— BEGIN The input —

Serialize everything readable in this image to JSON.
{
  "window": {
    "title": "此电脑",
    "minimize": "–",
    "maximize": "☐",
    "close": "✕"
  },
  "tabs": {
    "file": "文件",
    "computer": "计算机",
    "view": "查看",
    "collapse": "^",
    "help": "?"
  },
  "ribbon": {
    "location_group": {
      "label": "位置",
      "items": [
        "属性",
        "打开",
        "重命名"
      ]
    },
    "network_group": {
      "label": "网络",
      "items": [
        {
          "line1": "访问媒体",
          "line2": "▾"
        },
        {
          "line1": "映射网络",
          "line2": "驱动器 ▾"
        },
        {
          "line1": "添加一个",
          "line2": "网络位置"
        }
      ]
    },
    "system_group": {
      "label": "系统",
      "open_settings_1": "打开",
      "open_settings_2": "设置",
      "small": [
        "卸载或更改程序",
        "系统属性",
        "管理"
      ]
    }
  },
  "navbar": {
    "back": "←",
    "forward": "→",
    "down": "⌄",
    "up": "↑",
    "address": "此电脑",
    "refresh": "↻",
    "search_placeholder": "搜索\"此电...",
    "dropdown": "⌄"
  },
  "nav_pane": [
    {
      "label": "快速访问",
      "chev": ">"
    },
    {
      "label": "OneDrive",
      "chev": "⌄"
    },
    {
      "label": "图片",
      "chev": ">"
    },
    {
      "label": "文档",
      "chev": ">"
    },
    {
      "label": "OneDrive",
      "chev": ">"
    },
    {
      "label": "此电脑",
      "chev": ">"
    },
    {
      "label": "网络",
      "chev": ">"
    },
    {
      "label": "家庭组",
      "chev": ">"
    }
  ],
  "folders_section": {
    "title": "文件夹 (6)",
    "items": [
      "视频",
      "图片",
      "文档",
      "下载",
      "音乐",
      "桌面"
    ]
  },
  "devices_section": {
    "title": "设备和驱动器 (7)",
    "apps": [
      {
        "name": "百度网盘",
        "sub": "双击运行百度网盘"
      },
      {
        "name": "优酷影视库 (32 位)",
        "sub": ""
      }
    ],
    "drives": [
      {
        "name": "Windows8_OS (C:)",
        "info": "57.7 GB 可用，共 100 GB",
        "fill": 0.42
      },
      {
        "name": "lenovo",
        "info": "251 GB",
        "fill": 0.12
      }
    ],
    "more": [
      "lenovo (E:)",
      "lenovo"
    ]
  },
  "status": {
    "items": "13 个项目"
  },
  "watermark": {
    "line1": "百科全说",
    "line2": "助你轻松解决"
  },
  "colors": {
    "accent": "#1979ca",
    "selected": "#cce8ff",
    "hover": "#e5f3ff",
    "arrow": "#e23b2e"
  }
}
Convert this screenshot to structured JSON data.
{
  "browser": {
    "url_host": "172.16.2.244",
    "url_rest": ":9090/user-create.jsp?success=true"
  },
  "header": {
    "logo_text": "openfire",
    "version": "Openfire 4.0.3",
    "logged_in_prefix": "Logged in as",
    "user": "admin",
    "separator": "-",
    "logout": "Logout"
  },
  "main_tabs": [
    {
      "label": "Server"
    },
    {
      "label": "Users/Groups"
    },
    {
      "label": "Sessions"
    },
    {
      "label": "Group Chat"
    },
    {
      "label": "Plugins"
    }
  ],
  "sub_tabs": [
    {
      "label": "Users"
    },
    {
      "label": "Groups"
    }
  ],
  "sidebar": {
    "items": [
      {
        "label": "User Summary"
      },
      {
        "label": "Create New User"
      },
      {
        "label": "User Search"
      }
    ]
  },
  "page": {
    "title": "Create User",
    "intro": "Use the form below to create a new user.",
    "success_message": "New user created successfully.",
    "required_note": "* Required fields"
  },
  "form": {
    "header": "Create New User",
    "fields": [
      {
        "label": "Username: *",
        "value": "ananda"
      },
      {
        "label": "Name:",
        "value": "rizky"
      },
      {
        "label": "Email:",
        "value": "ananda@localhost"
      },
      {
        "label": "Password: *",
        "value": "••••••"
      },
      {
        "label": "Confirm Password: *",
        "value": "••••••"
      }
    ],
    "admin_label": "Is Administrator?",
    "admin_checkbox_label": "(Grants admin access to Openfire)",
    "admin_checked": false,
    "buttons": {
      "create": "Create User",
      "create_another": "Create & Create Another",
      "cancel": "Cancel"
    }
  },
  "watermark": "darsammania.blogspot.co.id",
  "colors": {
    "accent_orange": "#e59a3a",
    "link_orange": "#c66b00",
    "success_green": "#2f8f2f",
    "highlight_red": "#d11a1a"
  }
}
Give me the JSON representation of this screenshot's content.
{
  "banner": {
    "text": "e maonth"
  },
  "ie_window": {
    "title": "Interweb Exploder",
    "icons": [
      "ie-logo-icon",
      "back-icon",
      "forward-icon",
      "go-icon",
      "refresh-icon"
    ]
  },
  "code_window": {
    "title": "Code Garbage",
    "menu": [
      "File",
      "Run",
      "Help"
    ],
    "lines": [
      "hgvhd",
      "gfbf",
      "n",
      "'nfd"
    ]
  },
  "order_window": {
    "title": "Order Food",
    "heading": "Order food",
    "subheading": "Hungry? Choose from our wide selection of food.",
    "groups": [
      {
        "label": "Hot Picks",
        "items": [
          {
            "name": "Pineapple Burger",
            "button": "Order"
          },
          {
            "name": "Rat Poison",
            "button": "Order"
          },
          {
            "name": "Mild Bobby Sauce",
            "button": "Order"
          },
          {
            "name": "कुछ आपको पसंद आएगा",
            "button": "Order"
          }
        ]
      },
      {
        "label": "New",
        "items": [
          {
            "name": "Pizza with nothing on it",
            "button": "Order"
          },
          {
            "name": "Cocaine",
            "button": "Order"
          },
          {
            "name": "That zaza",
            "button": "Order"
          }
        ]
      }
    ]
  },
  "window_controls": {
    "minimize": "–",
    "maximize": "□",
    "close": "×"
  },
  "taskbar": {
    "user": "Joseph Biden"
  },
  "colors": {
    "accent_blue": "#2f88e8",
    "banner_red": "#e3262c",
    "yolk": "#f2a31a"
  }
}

— END The input —

* [Short exercise] Repeat every record exactly as written, please.

* [Final result]
Serialize everything readable in this image to JSON.
{
  "window": {
    "title": "此电脑",
    "minimize": "–",
    "maximize": "☐",
    "close": "✕"
  },
  "tabs": {
    "file": "文件",
    "computer": "计算机",
    "view": "查看",
    "collapse": "^",
    "help": "?"
  },
  "ribbon": {
    "location_group": {
      "label": "位置",
      "items": [
        "属性",
        "打开",
        "重命名"
      ]
    },
    "network_group": {
      "label": "网络",
      "items": [
        {
          "line1": "访问媒体",
          "line2": "▾"
        },
        {
          "line1": "映射网络",
          "line2": "驱动器 ▾"
        },
        {
          "line1": "添加一个",
          "line2": "网络位置"
        }
      ]
    },
    "system_group": {
      "label": "系统",
      "open_settings_1": "打开",
      "open_settings_2": "设置",
      "small": [
        "卸载或更改程序",
        "系统属性",
        "管理"
      ]
    }
  },
  "navbar": {
    "back": "←",
    "forward": "→",
    "down": "⌄",
    "up": "↑",
    "address": "此电脑",
    "refresh": "↻",
    "search_placeholder": "搜索\"此电...",
    "dropdown": "⌄"
  },
  "nav_pane": [
    {
      "label": "快速访问",
      "chev": ">"
    },
    {
      "label": "OneDrive",
      "chev": "⌄"
    },
    {
      "label": "图片",
      "chev": ">"
    },
    {
      "label": "文档",
      "chev": ">"
    },
    {
      "label": "OneDrive",
      "chev": ">"
    },
    {
      "label": "此电脑",
      "chev": ">"
    },
    {
      "label": "网络",
      "chev": ">"
    },
    {
      "label": "家庭组",
      "chev": ">"
    }
  ],
  "folders_section": {
    "title": "文件夹 (6)",
    "items": [
      "视频",
      "图片",
      "文档",
      "下载",
      "音乐",
      "桌面"
    ]
  },
  "devices_section": {
    "title": "设备和驱动器 (7)",
    "apps": [
      {
        "name": "百度网盘",
        "sub": "双击运行百度网盘"
      },
      {
        "name": "优酷影视库 (32 位)",
        "sub": ""
      }
    ],
    "drives": [
      {
        "name": "Windows8_OS (C:)",
        "info": "57.7 GB 可用，共 100 GB",
        "fill": 0.42
      },
      {
        "name": "lenovo",
        "info": "251 GB",
        "fill": 0.12
      }
    ],
    "more": [
      "lenovo (E:)",
      "lenovo"
    ]
  },
  "status": {
    "items": "13 个项目"
  },
  "watermark": {
    "line1": "百科全说",
    "line2": "助你轻松解决"
  },
  "colors": {
    "accent": "#1979ca",
    "selected": "#cce8ff",
    "hover": "#e5f3ff",
    "arrow": "#e23b2e"
  }
}
Convert this screenshot to structured JSON data.
{
  "browser": {
    "url_host": "172.16.2.244",
    "url_rest": ":9090/user-create.jsp?success=true"
  },
  "header": {
    "logo_text": "openfire",
    "version": "Openfire 4.0.3",
    "logged_in_prefix": "Logged in as",
    "user": "admin",
    "separator": "-",
    "logout": "Logout"
  },
  "main_tabs": [
    {
      "label": "Server"
    },
    {
      "label": "Users/Groups"
    },
    {
      "label": "Sessions"
    },
    {
      "label": "Group Chat"
    },
    {
      "label": "Plugins"
    }
  ],
  "sub_tabs": [
    {
      "label": "Users"
    },
    {
      "label": "Groups"
    }
  ],
  "sidebar": {
    "items": [
      {
        "label": "User Summary"
      },
      {
        "label": "Create New User"
      },
      {
        "label": "User Search"
      }
    ]
  },
  "page": {
    "title": "Create User",
    "intro": "Use the form below to create a new user.",
    "success_message": "New user created successfully.",
    "required_note": "* Required fields"
  },
  "form": {
    "header": "Create New User",
    "fields": [
      {
        "label": "Username: *",
        "value": "ananda"
      },
      {
        "label": "Name:",
        "value": "rizky"
      },
      {
        "label": "Email:",
        "value": "ananda@localhost"
      },
      {
        "label": "Password: *",
        "value": "••••••"
      },
      {
        "label": "Confirm Password: *",
        "value": "••••••"
      }
    ],
    "admin_label": "Is Administrator?",
    "admin_checkbox_label": "(Grants admin access to Openfire)",
    "admin_checked": false,
    "buttons": {
      "create": "Create User",
      "create_another": "Create & Create Another",
      "cancel": "Cancel"
    }
  },
  "watermark": "darsammania.blogspot.co.id",
  "colors": {
    "accent_orange": "#e59a3a",
    "link_orange": "#c66b00",
    "success_green": "#2f8f2f",
    "highlight_red": "#d11a1a"
  }
}
Give me the JSON representation of this screenshot's content.
{
  "banner": {
    "text": "e maonth"
  },
  "ie_window": {
    "title": "Interweb Exploder",
    "icons": [
      "ie-logo-icon",
      "back-icon",
      "forward-icon",
      "go-icon",
      "refresh-icon"
    ]
  },
  "code_window": {
    "title": "Code Garbage",
    "menu": [
      "File",
      "Run",
      "Help"
    ],
    "lines": [
      "hgvhd",
      "gfbf",
      "n",
      "'nfd"
    ]
  },
  "order_window": {
    "title": "Order Food",
    "heading": "Order food",
    "subheading": "Hungry? Choose from our wide selection of food.",
    "groups": [
      {
        "label": "Hot Picks",
        "items": [
          {
            "name": "Pineapple Burger",
            "button": "Order"
          },
          {
            "name": "Rat Poison",
            "button": "Order"
          },
          {
            "name": "Mild Bobby Sauce",
            "button": "Order"
          },
          {
            "name": "कुछ आपको पसंद आएगा",
            "button": "Order"
          }
        ]
      },
      {
        "label": "New",
        "items": [
          {
            "name": "Pizza with nothing on it",
            "button": "Order"
          },
          {
            "name": "Cocaine",
            "button": "Order"
          },
          {
            "name": "That zaza",
            "button": "Order"
          }
        ]
      }
    ]
  },
  "window_controls": {
    "minimize": "–",
    "maximize": "□",
    "close": "×"
  },
  "taskbar": {
    "user": "Joseph Biden"
  },
  "colors": {
    "accent_blue": "#2f88e8",
    "banner_red": "#e3262c",
    "yolk": "#f2a31a"
  }
}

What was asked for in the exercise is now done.